Texte fourni:
>>>>>
Live News

Olivier Bancoult : «Mieux vaut avoir l’ensemble des Chagos sans Diego que rien du tout»

Olivier Bancoult comprend les réserves de Navin Ramgoolam, mais préfère récupérer les Chagos sans Diego que tout perdre. Il invite les Chagossiens se disant Anglais à apprendre l’histoire avant de manifester.

En campagne, Navin Ramgoolam critiquait déjà cet accord. Il a exprimé ses doutes à l’envoyé britannique Jonathan Powell. Pourquoi cette méfiance envers les Anglais ?
Le nouveau Premier ministre, Navin Ramgoolam a tout à fait raison de demander des précisions sur cet accord. Sa méfiance est justifiée : il refuse de ratifier un texte qui pourrait devenir un traité sans en comprendre tous les détails. Son contenu est important afin d’éviter tout malentendu, car ce dossier est extrêmement important pour l’État mauricien dans son ensemble et le Groupe Réfugiés Chagos. En tant que nouveau chef du pays, Navin Ramgoolam doit s’assurer que cet accord passé sous le gouvernement sortant soit dans les règles.

Publicité

Arvin Boolell critique l’ancien Premier ministre pour avoir « vendu » Diego aux Britanniques pour un siècle dans cet « accord qu’il qualifie de simple « bout de papier ». Partagez-vous son opinion ?
J’ai lu les propos d’Arvin Boolell dans Le Défi Plus. À mon avis, il faut considérer les trois parties impliquées dans la question de la souveraineté : le Royaume-Uni, Maurice et les États-Unis. Selon moi, aucune ne pourra obtenir une victoire totale. Par le passé, la Grande-Bretagne a manqué de volonté, contournant même le jugement de 1999 d’une cour anglaise dans une affaire portée par le Groupe Réfugiés Chagos. Ce n’est qu’en 2022 que des négociations ont commencé, puis plus rien. Je le répète, mieux vaut avoir l’ensemble des Chagos sans Diego que rien du tout.

Il semble que les natifs des Chagos, dont vous faites partie, souhaitent participer aux discussions entourant cet accord avant sa présentation à la House of Commons. Est-ce le cas ?
<<<<<
Objectif:
Rédigez la suite de l'entretien avec Olivier Bancoult sur les Chagos, en commençant juste après sa dernière phrase.

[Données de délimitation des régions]
>>>>>
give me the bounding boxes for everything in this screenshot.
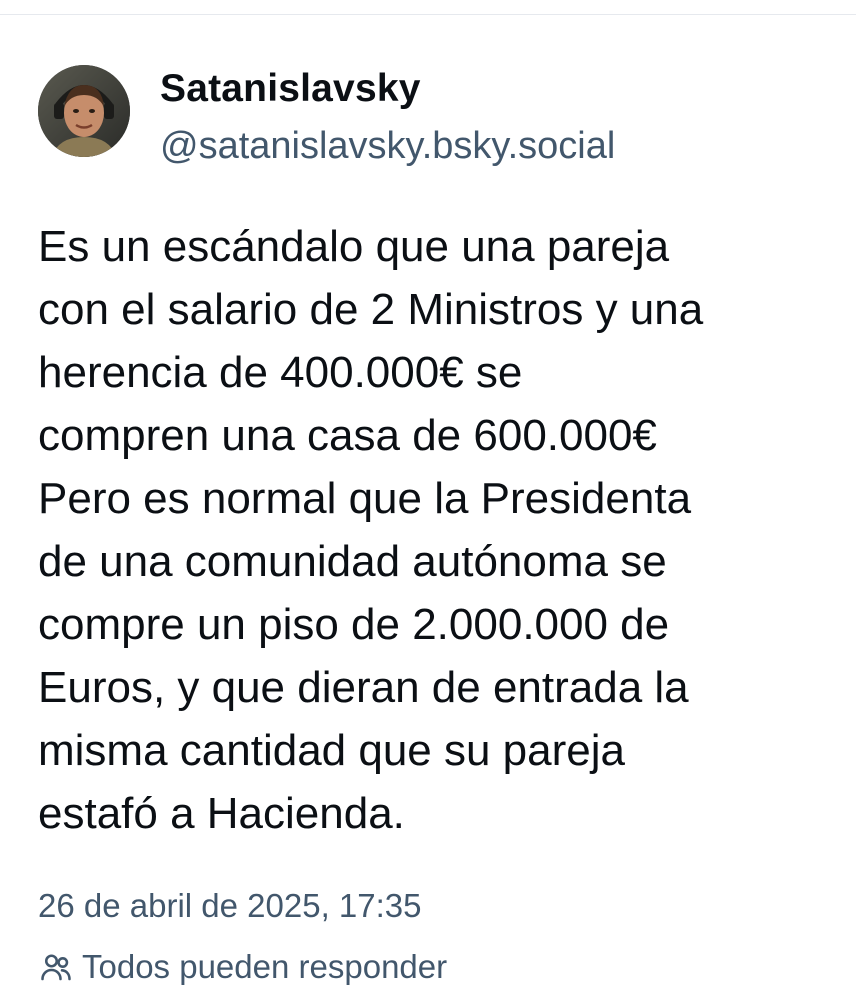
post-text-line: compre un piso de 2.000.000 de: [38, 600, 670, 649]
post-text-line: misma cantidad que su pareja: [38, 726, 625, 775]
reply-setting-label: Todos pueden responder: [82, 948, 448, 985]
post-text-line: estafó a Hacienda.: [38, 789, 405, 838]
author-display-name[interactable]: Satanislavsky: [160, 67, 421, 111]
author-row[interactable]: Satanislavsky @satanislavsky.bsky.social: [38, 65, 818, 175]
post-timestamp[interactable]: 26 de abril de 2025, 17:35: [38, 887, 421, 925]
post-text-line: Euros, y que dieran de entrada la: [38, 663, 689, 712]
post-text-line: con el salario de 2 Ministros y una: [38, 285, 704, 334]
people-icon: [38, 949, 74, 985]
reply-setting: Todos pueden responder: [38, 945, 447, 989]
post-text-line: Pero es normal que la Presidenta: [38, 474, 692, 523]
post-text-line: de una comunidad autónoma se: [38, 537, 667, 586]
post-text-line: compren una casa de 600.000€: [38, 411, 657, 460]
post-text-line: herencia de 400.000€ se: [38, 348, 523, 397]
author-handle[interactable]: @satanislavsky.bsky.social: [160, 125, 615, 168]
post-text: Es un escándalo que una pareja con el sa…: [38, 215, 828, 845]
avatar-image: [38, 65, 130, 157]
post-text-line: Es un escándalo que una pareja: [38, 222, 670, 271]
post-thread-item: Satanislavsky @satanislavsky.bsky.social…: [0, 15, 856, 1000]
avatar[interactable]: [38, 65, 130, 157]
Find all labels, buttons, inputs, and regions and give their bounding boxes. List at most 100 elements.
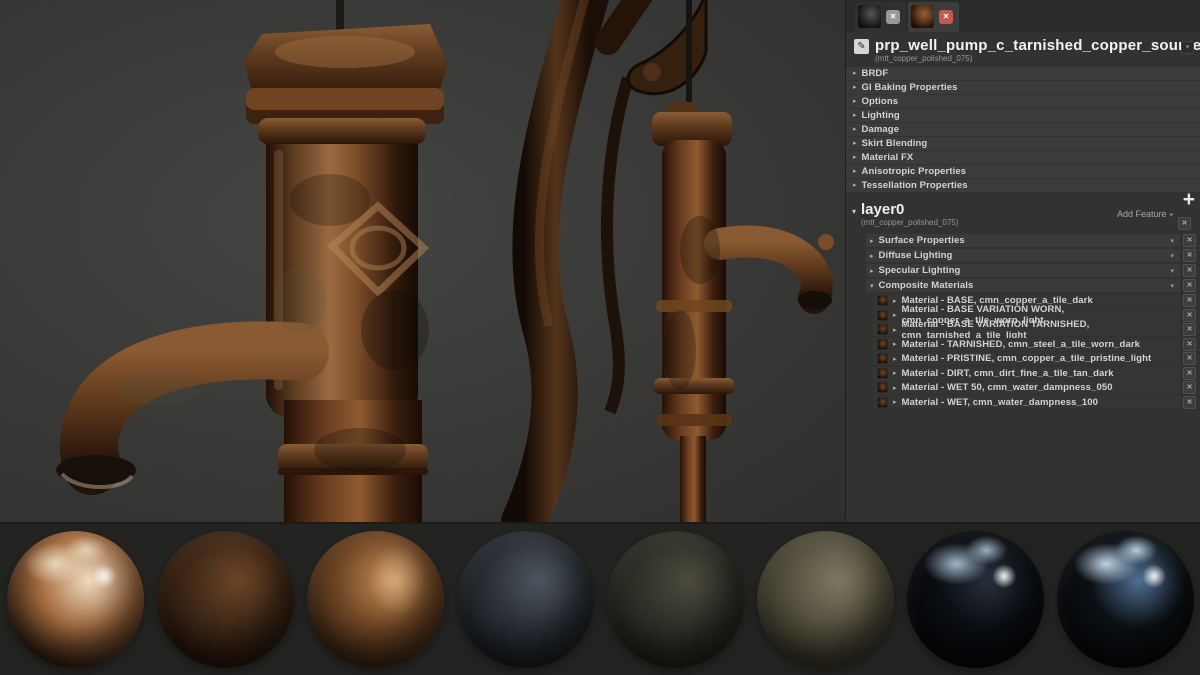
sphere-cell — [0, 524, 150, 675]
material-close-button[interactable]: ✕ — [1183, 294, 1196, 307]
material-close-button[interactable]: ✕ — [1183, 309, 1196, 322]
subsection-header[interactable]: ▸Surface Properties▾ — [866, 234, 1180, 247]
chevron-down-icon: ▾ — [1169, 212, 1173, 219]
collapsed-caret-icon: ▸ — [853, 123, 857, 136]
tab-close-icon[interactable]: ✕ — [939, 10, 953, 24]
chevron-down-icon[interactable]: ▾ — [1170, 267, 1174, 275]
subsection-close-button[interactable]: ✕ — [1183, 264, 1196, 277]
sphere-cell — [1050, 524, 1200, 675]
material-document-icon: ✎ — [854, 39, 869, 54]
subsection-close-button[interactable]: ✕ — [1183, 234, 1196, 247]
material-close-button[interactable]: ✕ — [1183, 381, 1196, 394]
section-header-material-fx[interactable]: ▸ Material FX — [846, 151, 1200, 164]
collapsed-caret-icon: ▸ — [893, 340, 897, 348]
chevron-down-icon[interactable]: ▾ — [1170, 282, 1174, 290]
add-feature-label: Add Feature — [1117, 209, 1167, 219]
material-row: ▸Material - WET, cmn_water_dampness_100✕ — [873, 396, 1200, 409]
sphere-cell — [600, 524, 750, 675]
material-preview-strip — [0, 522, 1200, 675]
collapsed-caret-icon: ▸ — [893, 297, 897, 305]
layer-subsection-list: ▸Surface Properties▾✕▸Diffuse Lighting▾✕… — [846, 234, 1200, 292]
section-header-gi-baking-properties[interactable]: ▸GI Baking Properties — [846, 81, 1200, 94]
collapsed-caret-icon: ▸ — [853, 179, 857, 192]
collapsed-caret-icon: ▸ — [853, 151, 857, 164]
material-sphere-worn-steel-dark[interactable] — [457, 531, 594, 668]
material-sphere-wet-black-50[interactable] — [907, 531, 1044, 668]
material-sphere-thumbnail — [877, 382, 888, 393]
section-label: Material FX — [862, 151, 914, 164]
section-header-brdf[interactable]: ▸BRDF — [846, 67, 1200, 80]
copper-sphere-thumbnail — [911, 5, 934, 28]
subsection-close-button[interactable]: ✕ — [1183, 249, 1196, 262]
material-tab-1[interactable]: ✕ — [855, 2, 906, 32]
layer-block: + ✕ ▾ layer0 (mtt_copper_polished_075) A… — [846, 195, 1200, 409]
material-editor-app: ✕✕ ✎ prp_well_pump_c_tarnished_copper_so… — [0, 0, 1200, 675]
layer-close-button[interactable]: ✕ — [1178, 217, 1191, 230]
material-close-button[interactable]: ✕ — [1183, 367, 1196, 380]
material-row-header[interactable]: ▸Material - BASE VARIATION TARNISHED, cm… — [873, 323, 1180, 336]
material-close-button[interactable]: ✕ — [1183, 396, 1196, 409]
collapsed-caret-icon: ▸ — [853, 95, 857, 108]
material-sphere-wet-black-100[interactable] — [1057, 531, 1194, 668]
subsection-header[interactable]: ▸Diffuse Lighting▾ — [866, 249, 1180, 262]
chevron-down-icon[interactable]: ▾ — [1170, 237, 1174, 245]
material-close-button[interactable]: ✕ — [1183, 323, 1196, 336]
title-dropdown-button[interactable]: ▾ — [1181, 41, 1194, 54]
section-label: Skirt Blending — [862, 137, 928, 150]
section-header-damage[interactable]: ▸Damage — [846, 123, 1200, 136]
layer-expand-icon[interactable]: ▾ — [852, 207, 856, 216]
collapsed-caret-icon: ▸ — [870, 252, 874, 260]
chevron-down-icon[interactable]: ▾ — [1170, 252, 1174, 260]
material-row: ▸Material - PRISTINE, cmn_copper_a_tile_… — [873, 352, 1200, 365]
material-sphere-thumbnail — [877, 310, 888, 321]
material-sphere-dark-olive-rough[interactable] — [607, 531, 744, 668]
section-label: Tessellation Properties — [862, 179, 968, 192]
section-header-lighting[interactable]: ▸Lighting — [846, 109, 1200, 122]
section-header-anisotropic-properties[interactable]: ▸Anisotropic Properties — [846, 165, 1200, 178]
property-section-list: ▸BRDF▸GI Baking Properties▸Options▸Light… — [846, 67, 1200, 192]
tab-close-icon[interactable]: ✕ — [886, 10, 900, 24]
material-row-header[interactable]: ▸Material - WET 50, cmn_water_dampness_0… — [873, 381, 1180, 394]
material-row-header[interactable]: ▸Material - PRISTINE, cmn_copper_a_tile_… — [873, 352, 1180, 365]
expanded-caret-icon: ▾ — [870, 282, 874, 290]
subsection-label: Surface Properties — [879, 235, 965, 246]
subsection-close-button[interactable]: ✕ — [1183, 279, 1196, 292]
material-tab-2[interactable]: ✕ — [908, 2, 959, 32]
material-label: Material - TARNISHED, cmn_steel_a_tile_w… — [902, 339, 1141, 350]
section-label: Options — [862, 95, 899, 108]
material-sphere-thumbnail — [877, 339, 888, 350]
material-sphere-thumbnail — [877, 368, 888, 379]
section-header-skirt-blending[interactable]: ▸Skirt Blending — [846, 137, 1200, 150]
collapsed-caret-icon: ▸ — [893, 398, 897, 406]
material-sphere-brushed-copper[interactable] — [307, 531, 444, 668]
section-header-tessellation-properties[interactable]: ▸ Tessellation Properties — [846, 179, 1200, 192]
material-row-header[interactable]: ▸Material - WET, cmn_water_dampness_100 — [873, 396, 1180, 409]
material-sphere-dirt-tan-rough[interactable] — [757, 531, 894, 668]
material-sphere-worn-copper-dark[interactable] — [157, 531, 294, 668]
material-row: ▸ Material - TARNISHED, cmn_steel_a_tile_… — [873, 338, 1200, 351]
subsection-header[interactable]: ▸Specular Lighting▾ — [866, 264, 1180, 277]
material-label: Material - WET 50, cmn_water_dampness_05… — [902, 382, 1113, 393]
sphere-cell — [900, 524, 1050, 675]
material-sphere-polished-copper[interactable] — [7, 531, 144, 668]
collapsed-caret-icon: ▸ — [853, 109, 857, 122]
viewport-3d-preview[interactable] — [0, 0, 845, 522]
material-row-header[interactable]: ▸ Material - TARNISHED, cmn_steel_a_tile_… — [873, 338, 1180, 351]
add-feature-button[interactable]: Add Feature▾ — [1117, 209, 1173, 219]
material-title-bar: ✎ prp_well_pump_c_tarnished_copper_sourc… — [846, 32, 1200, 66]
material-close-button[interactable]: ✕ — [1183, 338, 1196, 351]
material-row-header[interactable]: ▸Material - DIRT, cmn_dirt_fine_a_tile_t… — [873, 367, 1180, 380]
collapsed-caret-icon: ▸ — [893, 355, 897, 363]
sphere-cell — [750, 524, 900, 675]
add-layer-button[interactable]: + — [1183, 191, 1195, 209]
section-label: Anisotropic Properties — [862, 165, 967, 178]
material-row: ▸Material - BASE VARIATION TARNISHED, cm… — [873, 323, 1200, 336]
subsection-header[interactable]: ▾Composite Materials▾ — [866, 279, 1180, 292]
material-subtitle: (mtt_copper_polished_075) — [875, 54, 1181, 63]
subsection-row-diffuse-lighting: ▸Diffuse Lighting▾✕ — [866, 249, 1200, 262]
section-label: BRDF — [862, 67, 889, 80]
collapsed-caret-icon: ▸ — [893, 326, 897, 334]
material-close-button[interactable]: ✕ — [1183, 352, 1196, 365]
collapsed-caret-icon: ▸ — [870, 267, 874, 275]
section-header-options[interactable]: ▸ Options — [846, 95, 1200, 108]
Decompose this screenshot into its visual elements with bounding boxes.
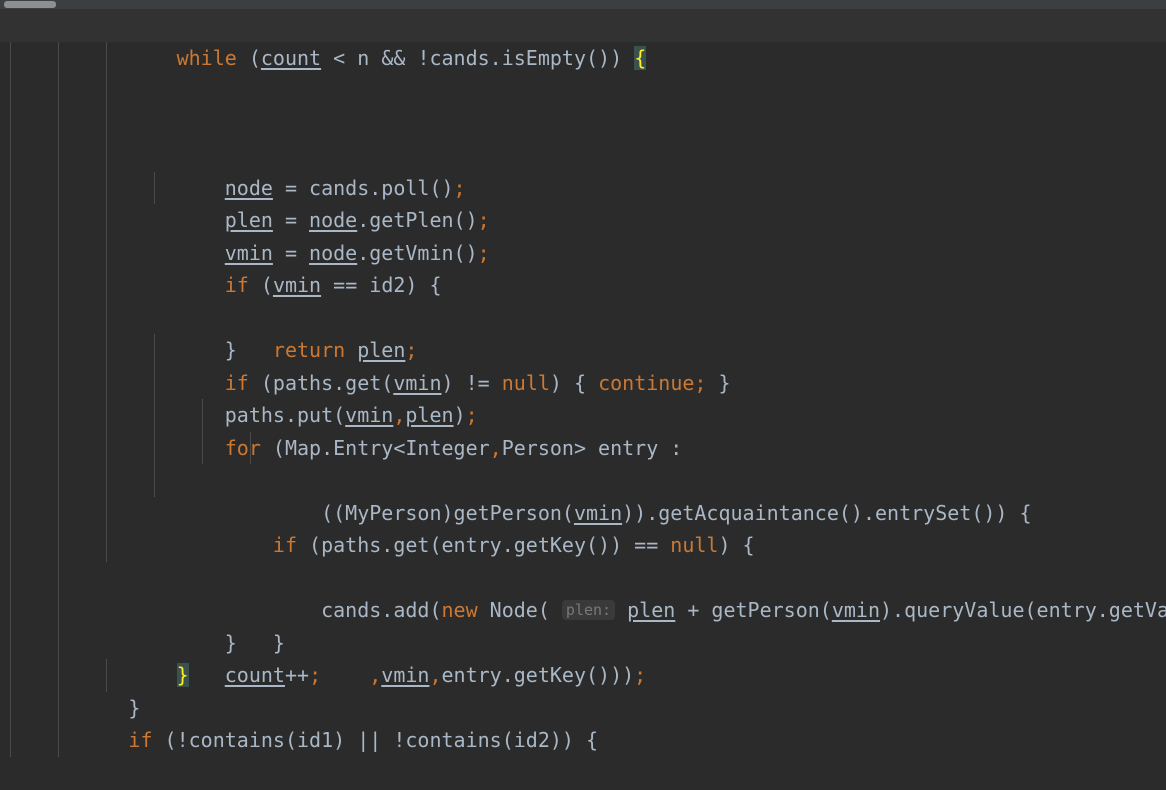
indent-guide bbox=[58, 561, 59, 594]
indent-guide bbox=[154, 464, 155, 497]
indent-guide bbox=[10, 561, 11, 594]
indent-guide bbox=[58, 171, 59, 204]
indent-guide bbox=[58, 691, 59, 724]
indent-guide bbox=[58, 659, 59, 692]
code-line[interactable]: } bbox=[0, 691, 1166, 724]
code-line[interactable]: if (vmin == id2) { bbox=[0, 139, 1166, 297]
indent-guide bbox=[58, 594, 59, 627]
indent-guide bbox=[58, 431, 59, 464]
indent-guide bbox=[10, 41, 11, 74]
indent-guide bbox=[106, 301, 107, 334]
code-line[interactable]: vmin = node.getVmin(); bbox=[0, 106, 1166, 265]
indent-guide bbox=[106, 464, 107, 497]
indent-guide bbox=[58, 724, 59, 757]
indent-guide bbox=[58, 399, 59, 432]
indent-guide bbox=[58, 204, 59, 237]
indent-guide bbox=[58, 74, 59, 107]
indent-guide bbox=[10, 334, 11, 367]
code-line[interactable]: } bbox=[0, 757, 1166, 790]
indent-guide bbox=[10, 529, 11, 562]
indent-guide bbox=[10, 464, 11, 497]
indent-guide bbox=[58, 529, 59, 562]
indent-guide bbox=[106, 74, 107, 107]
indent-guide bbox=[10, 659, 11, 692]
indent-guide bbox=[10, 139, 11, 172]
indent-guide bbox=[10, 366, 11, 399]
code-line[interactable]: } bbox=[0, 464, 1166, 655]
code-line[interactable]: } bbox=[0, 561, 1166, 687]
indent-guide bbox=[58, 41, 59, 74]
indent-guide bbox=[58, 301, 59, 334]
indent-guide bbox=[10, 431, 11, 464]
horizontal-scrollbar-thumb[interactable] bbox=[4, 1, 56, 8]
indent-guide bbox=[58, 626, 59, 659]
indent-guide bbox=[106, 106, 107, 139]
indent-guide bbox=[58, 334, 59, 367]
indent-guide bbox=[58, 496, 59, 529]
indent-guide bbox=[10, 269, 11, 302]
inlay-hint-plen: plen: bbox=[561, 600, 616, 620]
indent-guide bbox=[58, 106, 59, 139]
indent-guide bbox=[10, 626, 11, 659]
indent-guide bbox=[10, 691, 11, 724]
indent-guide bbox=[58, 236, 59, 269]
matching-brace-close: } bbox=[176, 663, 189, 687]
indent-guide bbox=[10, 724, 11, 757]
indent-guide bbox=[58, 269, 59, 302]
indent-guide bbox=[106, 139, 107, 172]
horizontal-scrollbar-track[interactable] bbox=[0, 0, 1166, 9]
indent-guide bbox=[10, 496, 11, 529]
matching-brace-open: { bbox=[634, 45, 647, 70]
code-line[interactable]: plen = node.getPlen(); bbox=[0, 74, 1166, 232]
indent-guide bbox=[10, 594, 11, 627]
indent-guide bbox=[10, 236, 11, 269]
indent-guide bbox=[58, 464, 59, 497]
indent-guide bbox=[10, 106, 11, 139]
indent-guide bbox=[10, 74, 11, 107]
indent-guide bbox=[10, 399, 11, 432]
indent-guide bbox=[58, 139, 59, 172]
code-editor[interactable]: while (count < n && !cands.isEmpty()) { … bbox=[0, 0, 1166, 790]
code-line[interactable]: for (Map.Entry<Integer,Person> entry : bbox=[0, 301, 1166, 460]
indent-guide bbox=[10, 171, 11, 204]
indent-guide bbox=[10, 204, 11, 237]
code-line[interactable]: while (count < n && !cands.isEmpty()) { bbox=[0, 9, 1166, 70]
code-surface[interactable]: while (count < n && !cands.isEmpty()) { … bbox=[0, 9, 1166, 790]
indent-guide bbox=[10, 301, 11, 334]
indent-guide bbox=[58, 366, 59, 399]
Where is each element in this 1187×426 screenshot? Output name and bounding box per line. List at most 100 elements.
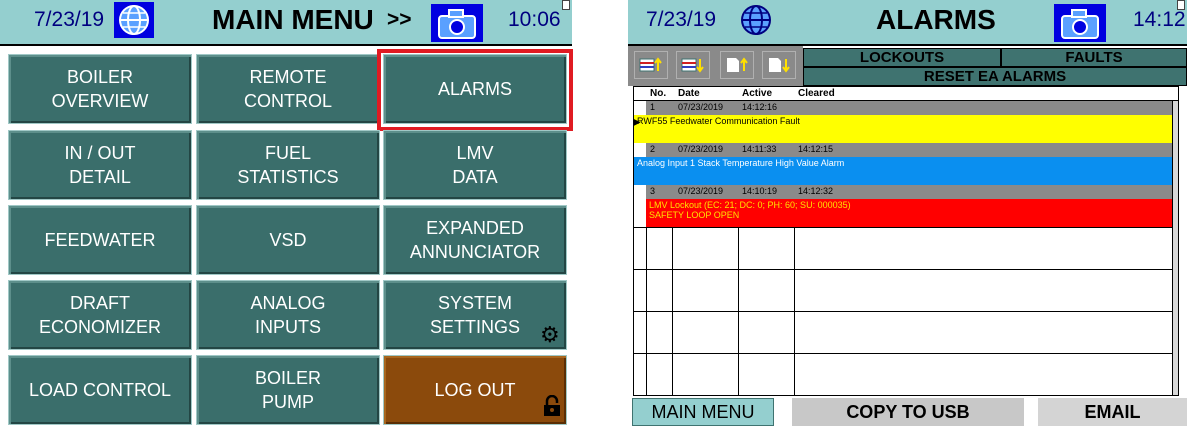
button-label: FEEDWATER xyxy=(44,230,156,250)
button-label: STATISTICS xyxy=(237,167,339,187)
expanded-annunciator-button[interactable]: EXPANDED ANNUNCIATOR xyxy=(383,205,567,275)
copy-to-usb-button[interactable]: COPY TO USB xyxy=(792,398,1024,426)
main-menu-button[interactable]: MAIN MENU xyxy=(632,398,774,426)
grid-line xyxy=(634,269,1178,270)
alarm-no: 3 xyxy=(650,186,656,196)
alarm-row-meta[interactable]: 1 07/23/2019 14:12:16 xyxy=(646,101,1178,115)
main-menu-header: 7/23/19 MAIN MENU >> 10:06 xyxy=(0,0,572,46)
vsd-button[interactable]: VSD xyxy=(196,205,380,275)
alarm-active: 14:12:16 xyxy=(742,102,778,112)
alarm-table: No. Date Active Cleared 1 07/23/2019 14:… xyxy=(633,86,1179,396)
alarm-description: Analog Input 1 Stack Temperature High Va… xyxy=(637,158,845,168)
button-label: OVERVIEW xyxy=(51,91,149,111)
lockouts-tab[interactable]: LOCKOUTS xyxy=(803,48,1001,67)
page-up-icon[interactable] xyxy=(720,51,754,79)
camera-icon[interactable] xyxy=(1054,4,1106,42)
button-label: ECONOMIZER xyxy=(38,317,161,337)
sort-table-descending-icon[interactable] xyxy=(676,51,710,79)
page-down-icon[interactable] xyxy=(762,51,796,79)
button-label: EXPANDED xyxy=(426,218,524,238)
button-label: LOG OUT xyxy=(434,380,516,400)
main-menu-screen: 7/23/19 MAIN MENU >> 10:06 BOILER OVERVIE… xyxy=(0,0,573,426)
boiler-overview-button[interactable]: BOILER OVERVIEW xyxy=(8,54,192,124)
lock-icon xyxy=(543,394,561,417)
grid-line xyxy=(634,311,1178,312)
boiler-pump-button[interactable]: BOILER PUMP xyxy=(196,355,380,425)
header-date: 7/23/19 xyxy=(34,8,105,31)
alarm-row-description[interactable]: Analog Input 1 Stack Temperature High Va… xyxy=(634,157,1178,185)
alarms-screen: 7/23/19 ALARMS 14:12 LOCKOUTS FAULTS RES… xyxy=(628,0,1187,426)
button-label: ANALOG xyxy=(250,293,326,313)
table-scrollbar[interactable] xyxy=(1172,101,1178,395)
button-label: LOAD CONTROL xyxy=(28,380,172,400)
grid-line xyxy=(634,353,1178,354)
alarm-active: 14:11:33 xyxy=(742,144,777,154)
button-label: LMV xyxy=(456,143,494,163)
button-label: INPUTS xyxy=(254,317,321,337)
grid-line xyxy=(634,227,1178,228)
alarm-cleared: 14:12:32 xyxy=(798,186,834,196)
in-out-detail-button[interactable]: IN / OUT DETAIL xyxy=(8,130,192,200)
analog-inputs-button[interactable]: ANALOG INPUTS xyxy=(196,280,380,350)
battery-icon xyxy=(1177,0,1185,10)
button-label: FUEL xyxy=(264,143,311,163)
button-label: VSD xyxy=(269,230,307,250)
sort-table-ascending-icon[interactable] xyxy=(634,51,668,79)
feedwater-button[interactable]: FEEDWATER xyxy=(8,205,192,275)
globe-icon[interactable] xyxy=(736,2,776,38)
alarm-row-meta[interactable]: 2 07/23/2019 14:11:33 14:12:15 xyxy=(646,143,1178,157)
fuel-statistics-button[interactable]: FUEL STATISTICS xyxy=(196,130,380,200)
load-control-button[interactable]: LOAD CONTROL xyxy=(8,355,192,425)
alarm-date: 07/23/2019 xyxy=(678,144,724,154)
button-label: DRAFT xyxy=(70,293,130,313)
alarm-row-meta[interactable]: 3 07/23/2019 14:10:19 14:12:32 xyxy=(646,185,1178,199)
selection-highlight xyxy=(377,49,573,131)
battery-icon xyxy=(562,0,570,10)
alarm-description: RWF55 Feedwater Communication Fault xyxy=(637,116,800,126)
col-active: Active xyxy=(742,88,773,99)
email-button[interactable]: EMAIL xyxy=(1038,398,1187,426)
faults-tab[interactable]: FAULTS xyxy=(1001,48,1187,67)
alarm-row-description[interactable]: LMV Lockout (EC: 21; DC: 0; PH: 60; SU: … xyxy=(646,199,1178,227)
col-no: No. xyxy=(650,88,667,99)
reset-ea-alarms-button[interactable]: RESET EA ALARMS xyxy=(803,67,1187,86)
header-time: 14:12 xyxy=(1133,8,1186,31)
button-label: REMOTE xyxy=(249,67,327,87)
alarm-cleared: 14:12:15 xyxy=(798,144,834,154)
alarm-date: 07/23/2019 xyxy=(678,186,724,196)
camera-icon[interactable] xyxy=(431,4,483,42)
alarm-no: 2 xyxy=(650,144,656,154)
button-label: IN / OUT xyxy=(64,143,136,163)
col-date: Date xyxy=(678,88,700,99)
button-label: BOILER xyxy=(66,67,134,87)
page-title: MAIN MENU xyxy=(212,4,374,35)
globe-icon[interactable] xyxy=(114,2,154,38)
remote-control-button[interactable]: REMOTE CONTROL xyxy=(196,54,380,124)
<<<<<
Réponse attendue:
Sur certains dossiers sensibles comme la sécurité de la base de Diego, on comprend que les discussions doivent se faire d’État à État. Toutefois sur d’autres sujets, les Chagossiens doivent avoir leur droit au chapitre.

Êtes-vous satisfait de constater que nous sommes sur la bonne voie ?
Auparavant, il n’était pas question de céder un seul pouce de Peros Banhos et Salomon et les autres îles aux Chagossiens et à Maurice. Les Conservateurs disaient que « they will not waste tax payers money » pour une éventuelle compensation de réparation aux Chagossiens. Depuis peu, les Britanniques ont changé leur attitude depuis le départ des Conservateurs. C'est une coïncidence qu'un gouvernement travailliste ait expulsé les Chagossiens, et qu'aujourd'hui, un autre gouvernement travailliste accepte leur retour dans leurs îles natales ainsi que la souveraineté de Maurice sur l'archipel, à l'exception de Diego.

Cependant, le nouveau secrétaire d'État de Donald Trump, Marco Rubio, oppose son veto : il refuse la présence d'habitants aux Chagos. Il brandit le fait que cet accord met en péril la sécurité des Américains. Qu’en pensez-vous ?
Partout où les États-Unis ont des bases militaires, il y a de la cohabitation. À Diego, par exemple, il y a des réfugiés et des travailleurs étrangers, comme les Sri Lankais. De même à Guantanamo, des Cubains y travaillent, tout comme à Okinawa au Japon. La priorité aurait dû être donnée aux Chagossiens pour travailler à Diego, comme sur d'autres bases militaires américaines. C'est une forme de discrimination à notre égard. 

Les Britanniques et les Américains savent très bien qu'il y avait une population autochtone à Diego, avec sa chapelle, son cimetière et ses monuments qui témoignent de notre histoire et de notre culture. Nous avons le droit de rendre hommage à nos ancêtres en fleurissant leurs tombes.

Concernant la sécurité des Américains, c’est un faux débat. Ni Maurice ni les Chagossiens ne s’opposent à la base militaire de Diego au nom de la sécurité.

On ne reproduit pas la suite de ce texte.